▸ **TASK TO CARRY OUT**
Copy down every line where the string "version" shows up.

▸ **THE RECORDS**
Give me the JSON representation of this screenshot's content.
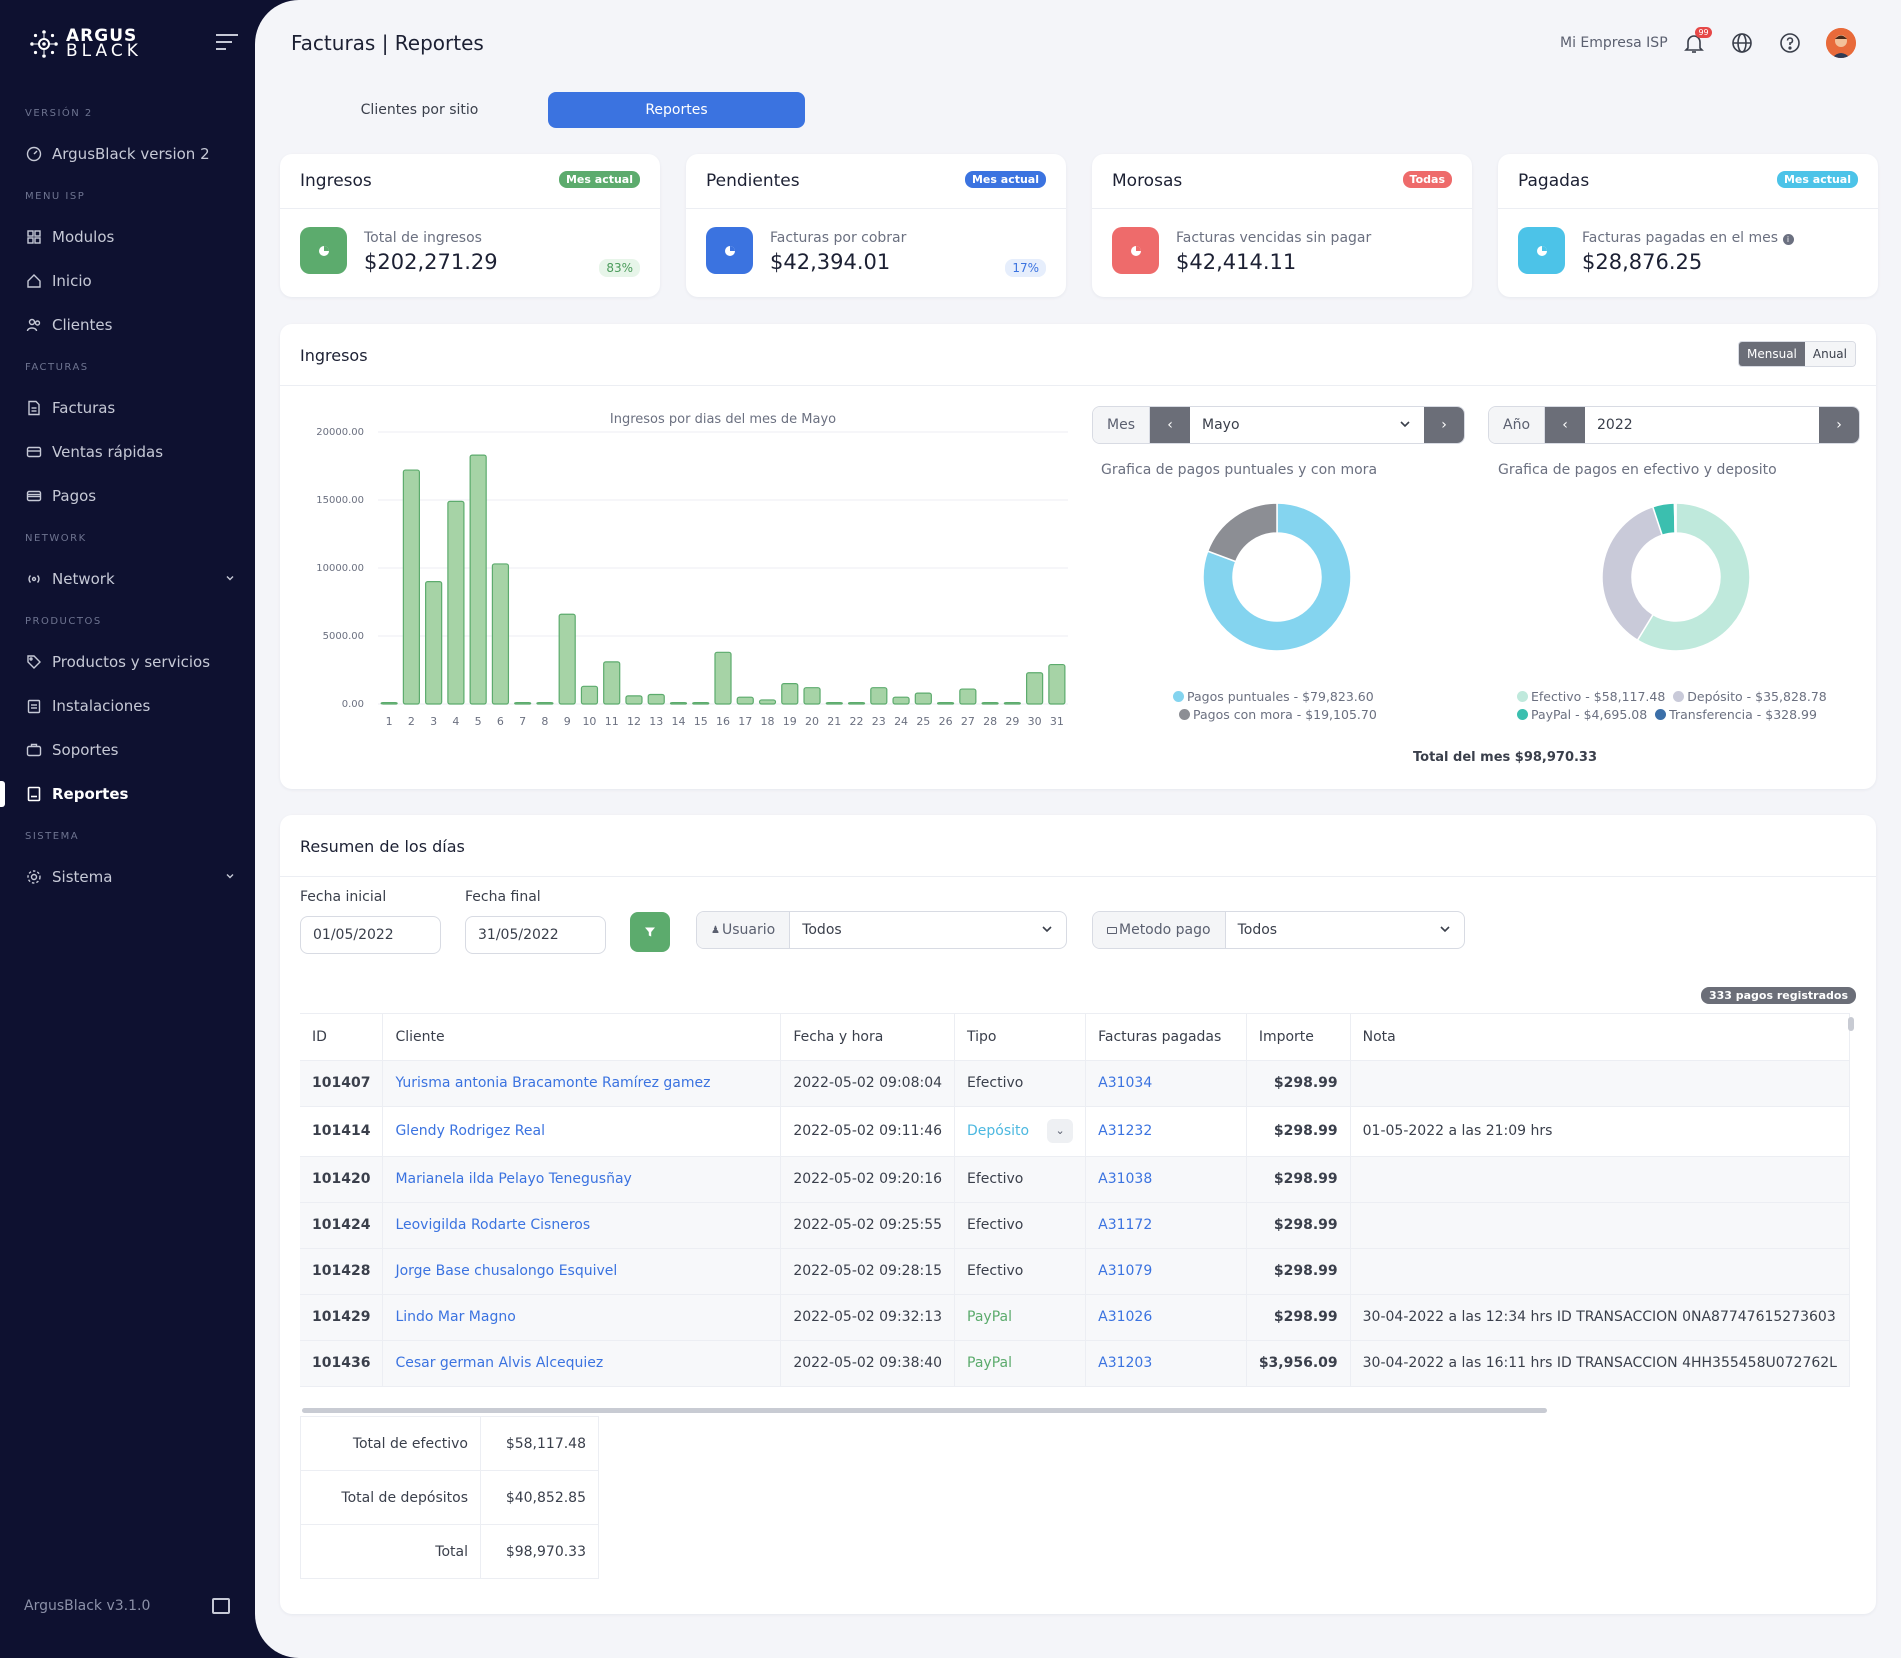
{
  "app": {
    "logo_line1": "ARGUS",
    "logo_line2": "BLACK",
    "page_title": "Facturas | Reportes",
    "company": "Mi Empresa ISP",
    "notif_count": "99",
    "footer": "ArgusBlack v3.1.0"
  },
  "sidebar": {
    "sections": {
      "version": "VERSIÓN 2",
      "menu_isp": "MENU ISP",
      "facturas": "FACTURAS",
      "network": "NETWORK",
      "productos": "PRODUCTOS",
      "sistema": "SISTEMA"
    },
    "items": {
      "argusblack": "ArgusBlack version 2",
      "modulos": "Modulos",
      "inicio": "Inicio",
      "clientes": "Clientes",
      "facturas": "Facturas",
      "ventas": "Ventas rápidas",
      "pagos": "Pagos",
      "network": "Network",
      "productos": "Productos y servicios",
      "instalaciones": "Instalaciones",
      "soportes": "Soportes",
      "reportes": "Reportes",
      "sistema": "Sistema"
    }
  },
  "tabs": [
    "Clientes por sitio",
    "Reportes"
  ],
  "stats": [
    {
      "title": "Ingresos",
      "badge": "Mes actual",
      "label": "Total de ingresos",
      "value": "$202,271.29",
      "pct": "83%",
      "color": "#5cab6d"
    },
    {
      "title": "Pendientes",
      "badge": "Mes actual",
      "label": "Facturas por cobrar",
      "value": "$42,394.01",
      "pct": "17%",
      "color": "#3b73e0"
    },
    {
      "title": "Morosas",
      "badge": "Todas",
      "label": "Facturas vencidas sin pagar",
      "value": "$42,414.11",
      "pct": "",
      "color": "#ee6b6b"
    },
    {
      "title": "Pagadas",
      "badge": "Mes actual",
      "label": "Facturas pagadas en el mes",
      "value": "$28,876.25",
      "pct": "",
      "color": "#4cc3e8"
    }
  ],
  "ingresos": {
    "title": "Ingresos",
    "toggle_on": "Mensual",
    "toggle_off": "Anual",
    "mes_label": "Mes",
    "mes_value": "Mayo",
    "anio_label": "Año",
    "anio_value": "2022",
    "total_mes": "Total del mes $98,970.33"
  },
  "chart_data": [
    {
      "type": "bar",
      "title": "Ingresos por dias del mes de Mayo",
      "categories": [
        "1",
        "2",
        "3",
        "4",
        "5",
        "6",
        "7",
        "8",
        "9",
        "10",
        "11",
        "12",
        "13",
        "14",
        "15",
        "16",
        "17",
        "18",
        "19",
        "20",
        "21",
        "22",
        "23",
        "24",
        "25",
        "26",
        "27",
        "28",
        "29",
        "30",
        "31"
      ],
      "values": [
        100,
        17200,
        9000,
        14900,
        18300,
        10300,
        100,
        100,
        6600,
        1300,
        3100,
        600,
        700,
        100,
        100,
        3800,
        500,
        300,
        1500,
        1200,
        100,
        100,
        1200,
        500,
        800,
        100,
        1100,
        100,
        100,
        2300,
        2900
      ],
      "y_ticks": [
        "20000.00",
        "15000.00",
        "10000.00",
        "5000.00",
        "0.00"
      ],
      "ylim": [
        0,
        20000
      ],
      "color": "#a6d3a6"
    },
    {
      "type": "pie",
      "title": "Grafica de pagos puntuales y con mora",
      "labels": [
        "Pagos puntuales - $79,823.60",
        "Pagos con mora - $19,105.70"
      ],
      "values": [
        79823.6,
        19105.7
      ],
      "colors": [
        "#84d4ef",
        "#8c8e94"
      ]
    },
    {
      "type": "pie",
      "title": "Grafica de pagos en efectivo y deposito",
      "labels": [
        "Efectivo - $58,117.48",
        "Depósito - $35,828.78",
        "PayPal - $4,695.08",
        "Transferencia - $328.99"
      ],
      "values": [
        58117.48,
        35828.78,
        4695.08,
        328.99
      ],
      "colors": [
        "#bfe9dc",
        "#c9cad9",
        "#3bbfaf",
        "#3b6fa8"
      ]
    }
  ],
  "resumen": {
    "title": "Resumen de los días",
    "fecha_inicial_label": "Fecha inicial",
    "fecha_inicial": "01/05/2022",
    "fecha_final_label": "Fecha final",
    "fecha_final": "31/05/2022",
    "usuario_label": "Usuario",
    "usuario_value": "Todos",
    "metodo_label": "Metodo pago",
    "metodo_value": "Todos",
    "count": "333 pagos registrados"
  },
  "table": {
    "headers": [
      "ID",
      "Cliente",
      "Fecha y hora",
      "Tipo",
      "Facturas pagadas",
      "Importe",
      "Nota"
    ],
    "rows": [
      {
        "id": "101407",
        "client": "Yurisma antonia Bracamonte Ramírez gamez",
        "date": "2022-05-02 09:08:04",
        "tipo": "Efectivo",
        "inv": "A31034",
        "amt": "$298.99",
        "nota": ""
      },
      {
        "id": "101414",
        "client": "Glendy Rodrigez Real",
        "date": "2022-05-02 09:11:46",
        "tipo": "Depósito",
        "inv": "A31232",
        "amt": "$298.99",
        "nota": "01-05-2022 a las 21:09 hrs"
      },
      {
        "id": "101420",
        "client": "Marianela ilda Pelayo Tenegusñay",
        "date": "2022-05-02 09:20:16",
        "tipo": "Efectivo",
        "inv": "A31038",
        "amt": "$298.99",
        "nota": ""
      },
      {
        "id": "101424",
        "client": "Leovigilda Rodarte Cisneros",
        "date": "2022-05-02 09:25:55",
        "tipo": "Efectivo",
        "inv": "A31172",
        "amt": "$298.99",
        "nota": ""
      },
      {
        "id": "101428",
        "client": "Jorge Base chusalongo Esquivel",
        "date": "2022-05-02 09:28:15",
        "tipo": "Efectivo",
        "inv": "A31079",
        "amt": "$298.99",
        "nota": ""
      },
      {
        "id": "101429",
        "client": "Lindo Mar Magno",
        "date": "2022-05-02 09:32:13",
        "tipo": "PayPal",
        "inv": "A31026",
        "amt": "$298.99",
        "nota": "30-04-2022 a las 12:34 hrs ID TRANSACCION 0NA87747615273603"
      },
      {
        "id": "101436",
        "client": "Cesar german Alvis Alcequiez",
        "date": "2022-05-02 09:38:40",
        "tipo": "PayPal",
        "inv": "A31203",
        "amt": "$3,956.09",
        "nota": "30-04-2022 a las 16:11 hrs ID TRANSACCION 4HH355458U072762L"
      }
    ]
  },
  "totals": [
    {
      "label": "Total de efectivo",
      "value": "$58,117.48"
    },
    {
      "label": "Total de depósitos",
      "value": "$40,852.85"
    },
    {
      "label": "Total",
      "value": "$98,970.33"
    }
  ]
}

▸ **WRITTEN SOLUTION**
      "version": "VERSIÓN 2",
      "argusblack": "ArgusBlack version 2",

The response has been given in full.